* Written exercise *
Produce an exact copy of all the records.

Collected data entries
↓

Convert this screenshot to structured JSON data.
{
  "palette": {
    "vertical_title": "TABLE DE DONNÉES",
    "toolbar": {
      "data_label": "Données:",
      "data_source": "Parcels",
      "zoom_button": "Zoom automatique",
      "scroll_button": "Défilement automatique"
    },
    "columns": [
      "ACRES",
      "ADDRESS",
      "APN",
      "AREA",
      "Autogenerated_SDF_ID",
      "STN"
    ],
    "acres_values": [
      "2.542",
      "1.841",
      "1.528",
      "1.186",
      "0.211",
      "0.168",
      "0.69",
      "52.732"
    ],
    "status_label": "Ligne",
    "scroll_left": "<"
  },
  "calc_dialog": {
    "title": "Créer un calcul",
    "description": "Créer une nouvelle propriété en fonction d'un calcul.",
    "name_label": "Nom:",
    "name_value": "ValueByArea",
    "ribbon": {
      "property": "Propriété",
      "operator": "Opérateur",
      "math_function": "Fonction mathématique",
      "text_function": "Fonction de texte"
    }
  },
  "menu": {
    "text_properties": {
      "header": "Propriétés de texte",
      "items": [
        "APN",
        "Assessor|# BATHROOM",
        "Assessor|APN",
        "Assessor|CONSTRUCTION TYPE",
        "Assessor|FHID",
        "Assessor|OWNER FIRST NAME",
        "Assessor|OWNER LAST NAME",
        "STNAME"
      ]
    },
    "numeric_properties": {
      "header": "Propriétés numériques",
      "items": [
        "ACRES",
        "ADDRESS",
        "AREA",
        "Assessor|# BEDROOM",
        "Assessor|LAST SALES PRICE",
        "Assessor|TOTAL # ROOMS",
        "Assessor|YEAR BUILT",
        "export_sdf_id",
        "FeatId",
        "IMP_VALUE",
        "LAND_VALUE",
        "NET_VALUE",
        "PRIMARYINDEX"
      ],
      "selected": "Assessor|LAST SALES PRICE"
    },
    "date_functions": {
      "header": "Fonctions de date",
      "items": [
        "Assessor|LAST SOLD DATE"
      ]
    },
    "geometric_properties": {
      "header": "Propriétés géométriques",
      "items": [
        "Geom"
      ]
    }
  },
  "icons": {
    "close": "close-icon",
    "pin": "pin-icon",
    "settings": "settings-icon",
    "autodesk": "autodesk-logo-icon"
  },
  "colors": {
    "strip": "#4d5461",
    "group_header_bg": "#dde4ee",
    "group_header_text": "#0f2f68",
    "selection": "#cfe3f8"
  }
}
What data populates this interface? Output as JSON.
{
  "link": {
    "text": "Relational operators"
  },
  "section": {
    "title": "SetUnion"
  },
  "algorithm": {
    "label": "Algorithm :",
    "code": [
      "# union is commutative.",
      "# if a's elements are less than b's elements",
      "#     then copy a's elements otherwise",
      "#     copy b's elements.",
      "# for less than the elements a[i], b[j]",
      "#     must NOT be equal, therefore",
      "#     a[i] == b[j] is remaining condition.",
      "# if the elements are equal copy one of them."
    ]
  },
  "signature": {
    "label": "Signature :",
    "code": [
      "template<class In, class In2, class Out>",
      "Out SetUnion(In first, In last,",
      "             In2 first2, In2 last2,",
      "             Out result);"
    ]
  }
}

↑

* Complete answer *
Convert this screenshot to structured JSON data.
{
  "palette": {
    "vertical_title": "TABLE DE DONNÉES",
    "toolbar": {
      "data_label": "Données:",
      "data_source": "Parcels",
      "zoom_button": "Zoom automatique",
      "scroll_button": "Défilement automatique"
    },
    "columns": [
      "ACRES",
      "ADDRESS",
      "APN",
      "AREA",
      "Autogenerated_SDF_ID",
      "STN"
    ],
    "acres_values": [
      "2.542",
      "1.841",
      "1.528",
      "1.186",
      "0.211",
      "0.168",
      "0.69",
      "52.732"
    ],
    "status_label": "Ligne",
    "scroll_left": "<"
  },
  "calc_dialog": {
    "title": "Créer un calcul",
    "description": "Créer une nouvelle propriété en fonction d'un calcul.",
    "name_label": "Nom:",
    "name_value": "ValueByArea",
    "ribbon": {
      "property": "Propriété",
      "operator": "Opérateur",
      "math_function": "Fonction mathématique",
      "text_function": "Fonction de texte"
    }
  },
  "menu": {
    "text_properties": {
      "header": "Propriétés de texte",
      "items": [
        "APN",
        "Assessor|# BATHROOM",
        "Assessor|APN",
        "Assessor|CONSTRUCTION TYPE",
        "Assessor|FHID",
        "Assessor|OWNER FIRST NAME",
        "Assessor|OWNER LAST NAME",
        "STNAME"
      ]
    },
    "numeric_properties": {
      "header": "Propriétés numériques",
      "items": [
        "ACRES",
        "ADDRESS",
        "AREA",
        "Assessor|# BEDROOM",
        "Assessor|LAST SALES PRICE",
        "Assessor|TOTAL # ROOMS",
        "Assessor|YEAR BUILT",
        "export_sdf_id",
        "FeatId",
        "IMP_VALUE",
        "LAND_VALUE",
        "NET_VALUE",
        "PRIMARYINDEX"
      ],
      "selected": "Assessor|LAST SALES PRICE"
    },
    "date_functions": {
      "header": "Fonctions de date",
      "items": [
        "Assessor|LAST SOLD DATE"
      ]
    },
    "geometric_properties": {
      "header": "Propriétés géométriques",
      "items": [
        "Geom"
      ]
    }
  },
  "icons": {
    "close": "close-icon",
    "pin": "pin-icon",
    "settings": "settings-icon",
    "autodesk": "autodesk-logo-icon"
  },
  "colors": {
    "strip": "#4d5461",
    "group_header_bg": "#dde4ee",
    "group_header_text": "#0f2f68",
    "selection": "#cfe3f8"
  }
}
What data populates this interface? Output as JSON.
{
  "link": {
    "text": "Relational operators"
  },
  "section": {
    "title": "SetUnion"
  },
  "algorithm": {
    "label": "Algorithm :",
    "code": [
      "# union is commutative.",
      "# if a's elements are less than b's elements",
      "#     then copy a's elements otherwise",
      "#     copy b's elements.",
      "# for less than the elements a[i], b[j]",
      "#     must NOT be equal, therefore",
      "#     a[i] == b[j] is remaining condition.",
      "# if the elements are equal copy one of them."
    ]
  },
  "signature": {
    "label": "Signature :",
    "code": [
      "template<class In, class In2, class Out>",
      "Out SetUnion(In first, In last,",
      "             In2 first2, In2 last2,",
      "             Out result);"
    ]
  }
}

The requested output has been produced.